Gather every line in the records below that contains the word "لفظه".

··· GIVEN DATA ···

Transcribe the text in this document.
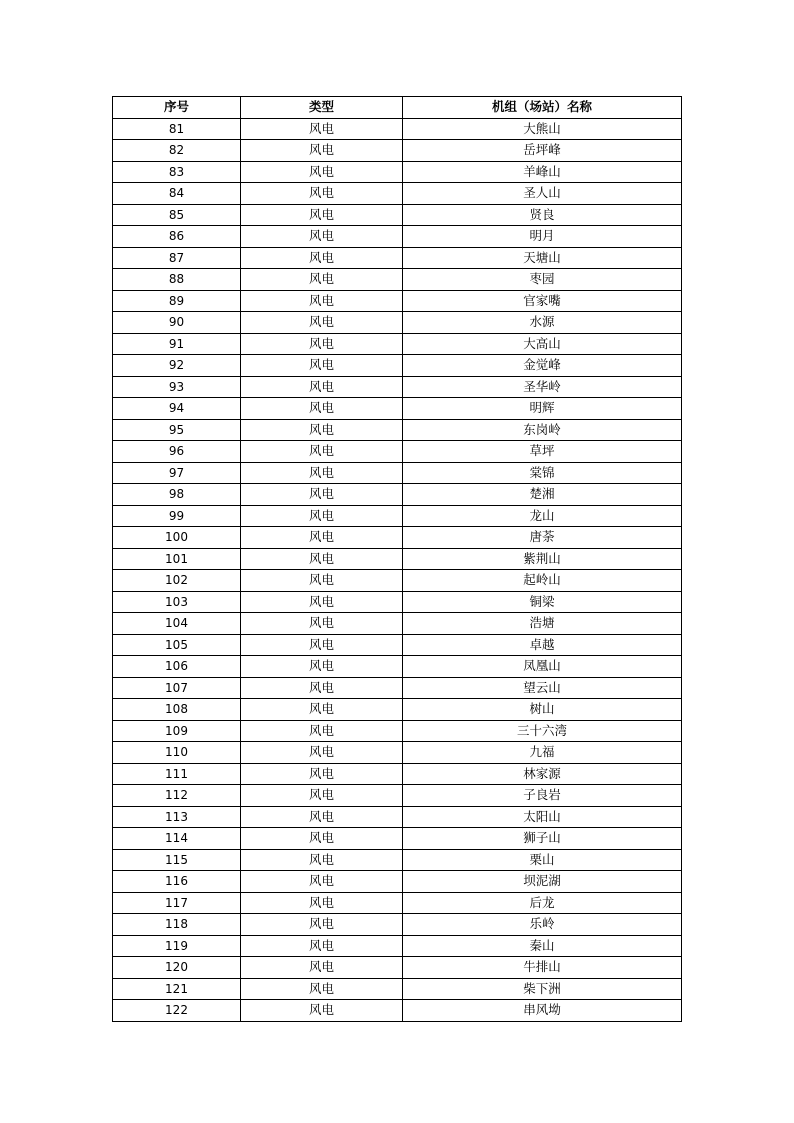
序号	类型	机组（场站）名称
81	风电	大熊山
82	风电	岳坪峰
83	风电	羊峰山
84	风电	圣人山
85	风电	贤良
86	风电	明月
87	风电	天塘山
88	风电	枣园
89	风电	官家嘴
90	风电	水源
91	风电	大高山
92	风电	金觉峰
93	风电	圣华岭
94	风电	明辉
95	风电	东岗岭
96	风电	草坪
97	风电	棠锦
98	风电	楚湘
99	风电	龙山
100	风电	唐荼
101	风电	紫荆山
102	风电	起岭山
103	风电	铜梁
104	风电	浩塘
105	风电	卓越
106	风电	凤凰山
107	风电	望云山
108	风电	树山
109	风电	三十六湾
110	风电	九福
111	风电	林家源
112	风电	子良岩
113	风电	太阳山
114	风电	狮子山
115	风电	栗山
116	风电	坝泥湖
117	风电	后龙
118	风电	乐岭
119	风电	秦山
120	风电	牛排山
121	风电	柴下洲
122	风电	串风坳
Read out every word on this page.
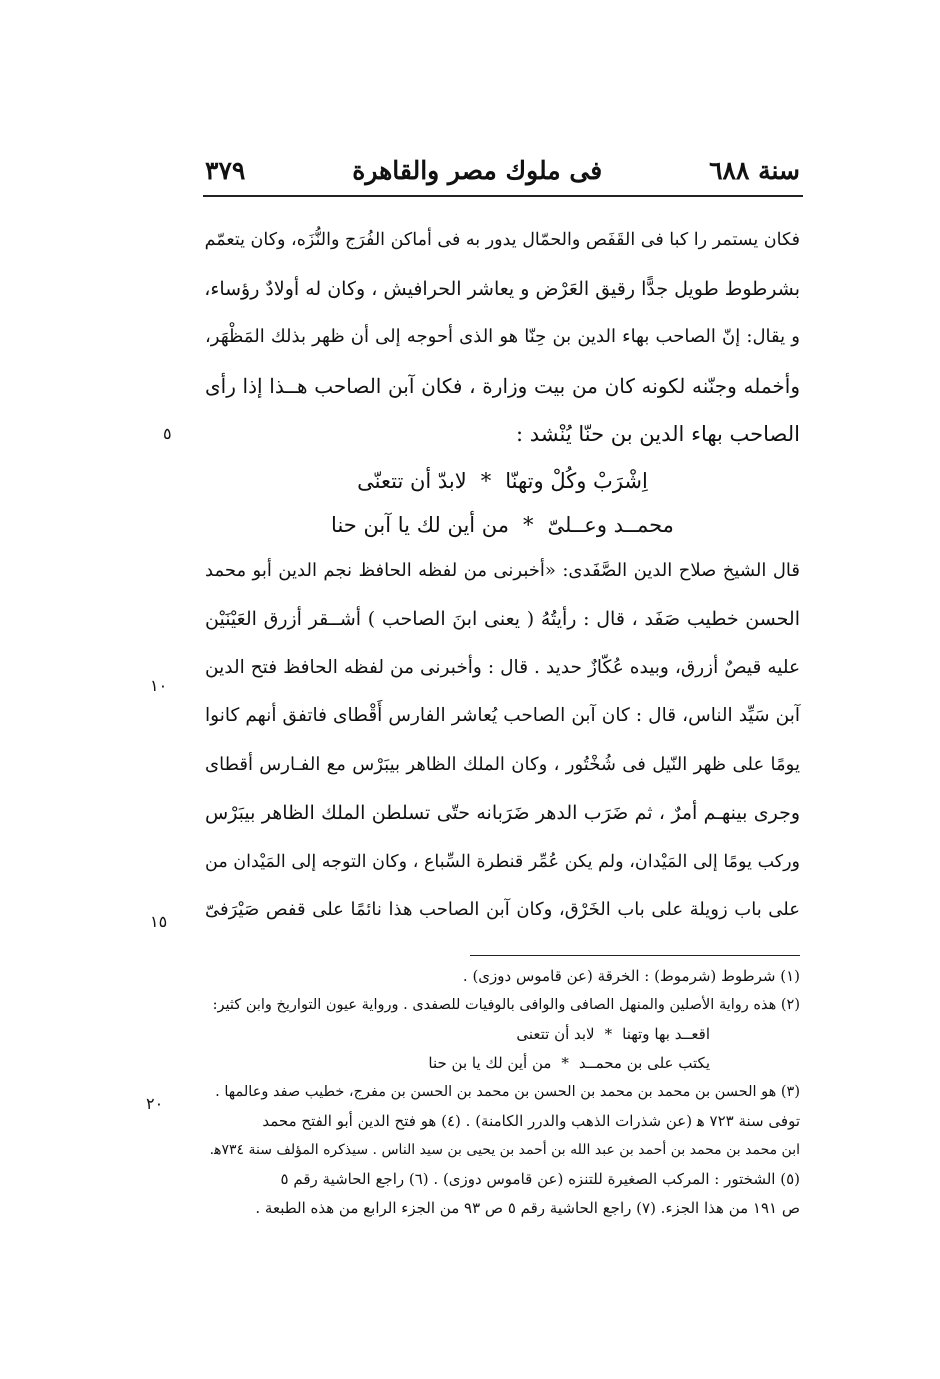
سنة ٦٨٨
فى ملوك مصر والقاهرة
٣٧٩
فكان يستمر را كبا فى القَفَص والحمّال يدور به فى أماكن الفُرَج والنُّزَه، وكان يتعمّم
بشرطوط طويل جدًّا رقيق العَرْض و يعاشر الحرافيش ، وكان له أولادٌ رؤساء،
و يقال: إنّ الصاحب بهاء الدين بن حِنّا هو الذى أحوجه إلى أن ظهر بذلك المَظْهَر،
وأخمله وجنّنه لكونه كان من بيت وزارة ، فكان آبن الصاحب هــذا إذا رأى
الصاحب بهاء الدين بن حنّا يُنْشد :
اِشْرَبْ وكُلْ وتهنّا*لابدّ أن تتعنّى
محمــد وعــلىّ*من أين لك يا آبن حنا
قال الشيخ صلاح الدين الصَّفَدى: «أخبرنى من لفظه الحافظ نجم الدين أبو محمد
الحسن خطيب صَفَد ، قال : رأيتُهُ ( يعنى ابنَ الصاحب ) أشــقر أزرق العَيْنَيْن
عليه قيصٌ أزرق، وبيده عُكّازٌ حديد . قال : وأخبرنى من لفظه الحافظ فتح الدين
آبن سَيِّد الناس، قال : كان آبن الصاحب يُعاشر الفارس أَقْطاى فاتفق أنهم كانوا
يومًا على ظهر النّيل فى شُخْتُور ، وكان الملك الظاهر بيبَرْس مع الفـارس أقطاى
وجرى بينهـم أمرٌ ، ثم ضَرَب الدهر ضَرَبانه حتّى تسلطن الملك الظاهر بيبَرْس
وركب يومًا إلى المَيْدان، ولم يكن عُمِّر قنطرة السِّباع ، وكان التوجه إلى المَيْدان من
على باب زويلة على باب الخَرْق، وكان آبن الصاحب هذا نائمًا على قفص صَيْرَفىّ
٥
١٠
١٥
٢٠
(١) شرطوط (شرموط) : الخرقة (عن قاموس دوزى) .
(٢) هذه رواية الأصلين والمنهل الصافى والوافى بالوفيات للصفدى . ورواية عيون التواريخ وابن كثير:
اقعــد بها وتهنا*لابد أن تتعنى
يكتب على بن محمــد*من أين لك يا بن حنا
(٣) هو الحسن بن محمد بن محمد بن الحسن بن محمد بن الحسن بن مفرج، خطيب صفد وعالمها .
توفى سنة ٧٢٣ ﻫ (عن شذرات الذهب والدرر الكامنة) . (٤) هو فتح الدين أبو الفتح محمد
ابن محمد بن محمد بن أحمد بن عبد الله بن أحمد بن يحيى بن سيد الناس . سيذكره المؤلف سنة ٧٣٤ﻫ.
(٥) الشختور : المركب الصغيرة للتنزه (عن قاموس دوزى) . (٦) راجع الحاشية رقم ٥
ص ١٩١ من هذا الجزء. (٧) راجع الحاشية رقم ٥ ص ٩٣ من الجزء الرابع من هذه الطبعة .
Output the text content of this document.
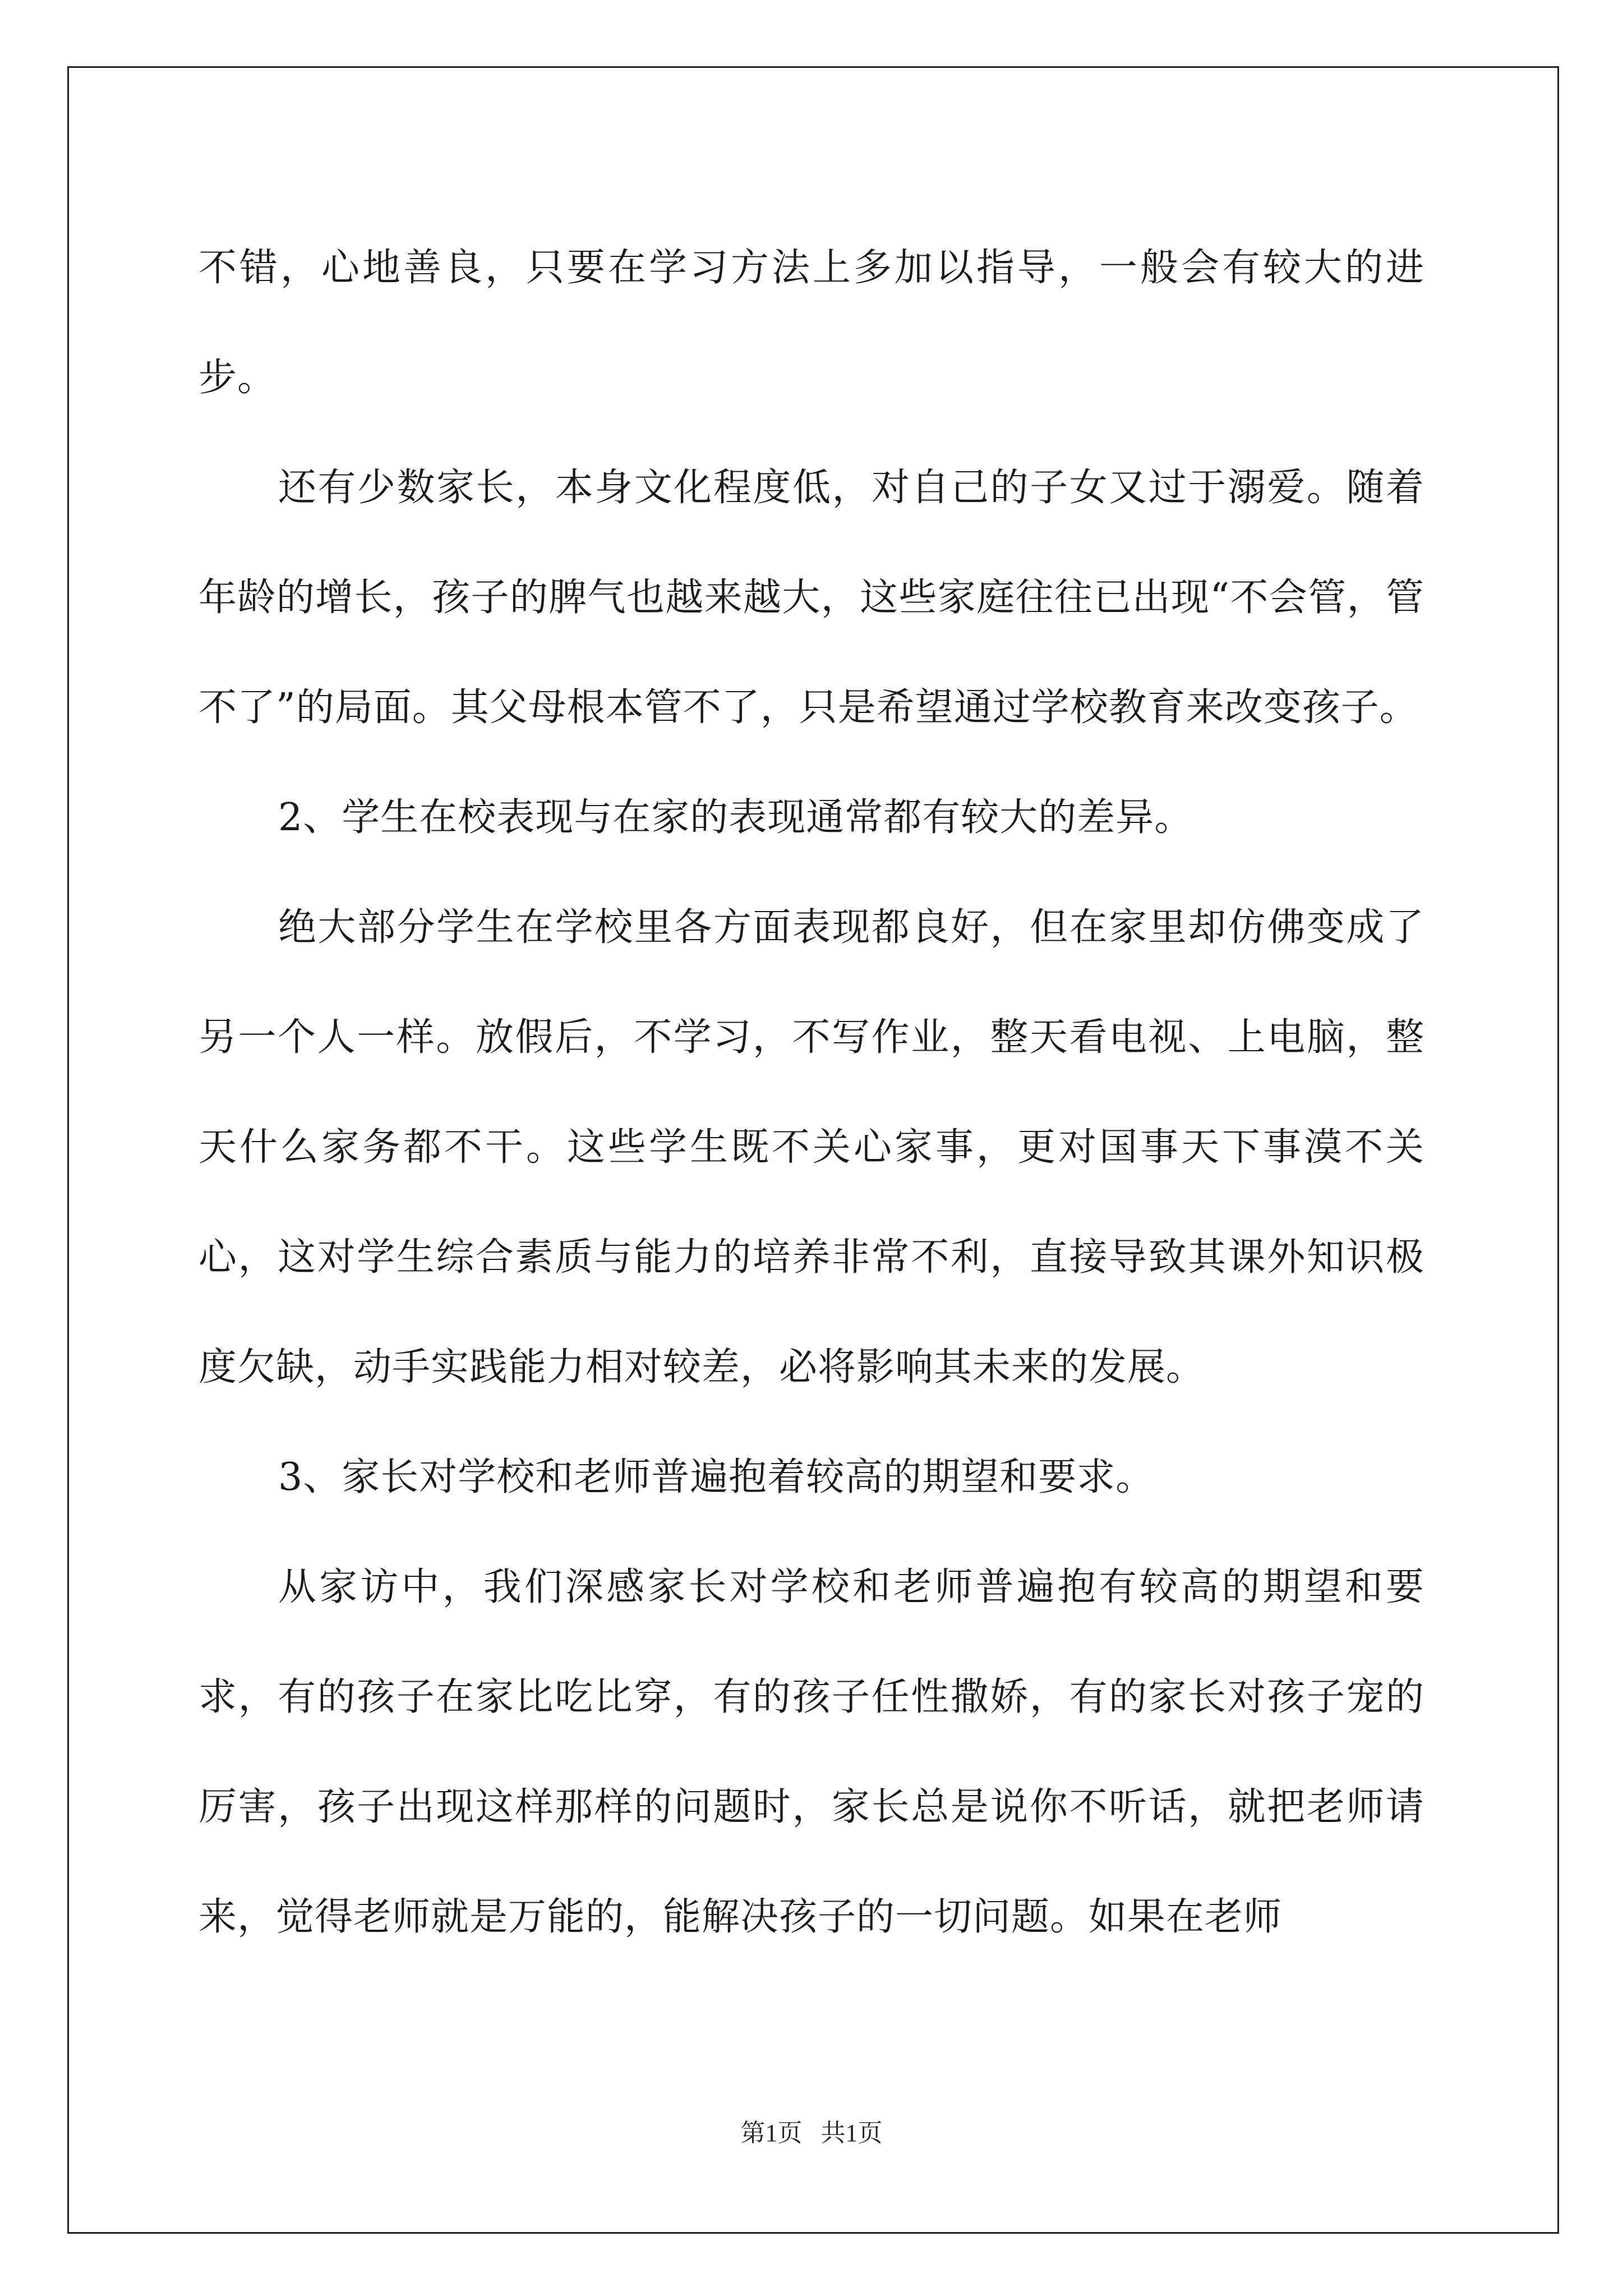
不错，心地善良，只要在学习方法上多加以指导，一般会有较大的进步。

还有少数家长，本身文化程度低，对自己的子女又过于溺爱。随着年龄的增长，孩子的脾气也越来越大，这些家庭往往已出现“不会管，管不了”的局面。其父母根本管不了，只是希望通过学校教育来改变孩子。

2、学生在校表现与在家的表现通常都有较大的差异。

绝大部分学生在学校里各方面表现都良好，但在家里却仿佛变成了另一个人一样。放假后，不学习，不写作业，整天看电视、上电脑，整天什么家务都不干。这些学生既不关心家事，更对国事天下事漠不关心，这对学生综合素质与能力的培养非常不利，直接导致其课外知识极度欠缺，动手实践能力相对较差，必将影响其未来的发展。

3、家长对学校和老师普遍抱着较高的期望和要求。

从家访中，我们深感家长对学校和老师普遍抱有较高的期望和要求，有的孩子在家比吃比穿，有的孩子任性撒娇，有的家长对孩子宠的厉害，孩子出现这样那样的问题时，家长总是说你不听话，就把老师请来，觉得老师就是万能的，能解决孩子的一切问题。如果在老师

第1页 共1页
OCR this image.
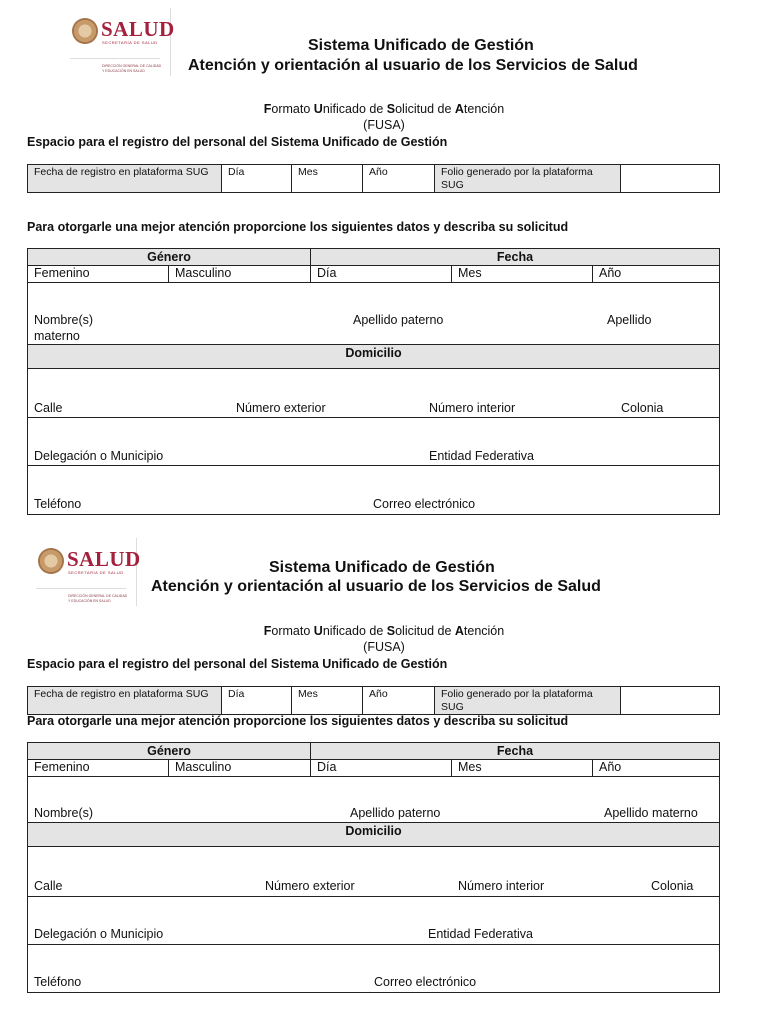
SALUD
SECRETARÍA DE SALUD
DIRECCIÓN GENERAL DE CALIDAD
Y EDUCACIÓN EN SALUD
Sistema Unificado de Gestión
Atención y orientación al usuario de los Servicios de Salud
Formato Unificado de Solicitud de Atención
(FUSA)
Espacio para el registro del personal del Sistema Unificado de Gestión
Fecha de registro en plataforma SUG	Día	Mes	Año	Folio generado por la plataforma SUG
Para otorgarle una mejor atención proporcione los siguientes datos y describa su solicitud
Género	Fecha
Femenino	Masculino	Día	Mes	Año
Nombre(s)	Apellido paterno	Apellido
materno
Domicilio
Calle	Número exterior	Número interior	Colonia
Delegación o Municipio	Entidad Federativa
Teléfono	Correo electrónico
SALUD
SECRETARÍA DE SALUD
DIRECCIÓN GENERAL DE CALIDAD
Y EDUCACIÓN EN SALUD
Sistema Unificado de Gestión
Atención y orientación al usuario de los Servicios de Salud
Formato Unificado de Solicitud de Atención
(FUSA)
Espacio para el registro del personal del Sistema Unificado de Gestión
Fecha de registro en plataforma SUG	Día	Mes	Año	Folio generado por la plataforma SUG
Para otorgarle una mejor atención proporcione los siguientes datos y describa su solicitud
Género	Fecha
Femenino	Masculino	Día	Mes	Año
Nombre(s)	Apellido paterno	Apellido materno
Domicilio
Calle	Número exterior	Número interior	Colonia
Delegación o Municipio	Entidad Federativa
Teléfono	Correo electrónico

···

FINAL RESULT |
قال الشيخ صلاح الدين الصَّفَدى: «أخبرنى من لفظه الحافظ نجم الدين أبو محمد
عليه قيصٌ أزرق، وبيده عُكّازٌ حديد . قال : وأخبرنى من لفظه الحافظ فتح الدين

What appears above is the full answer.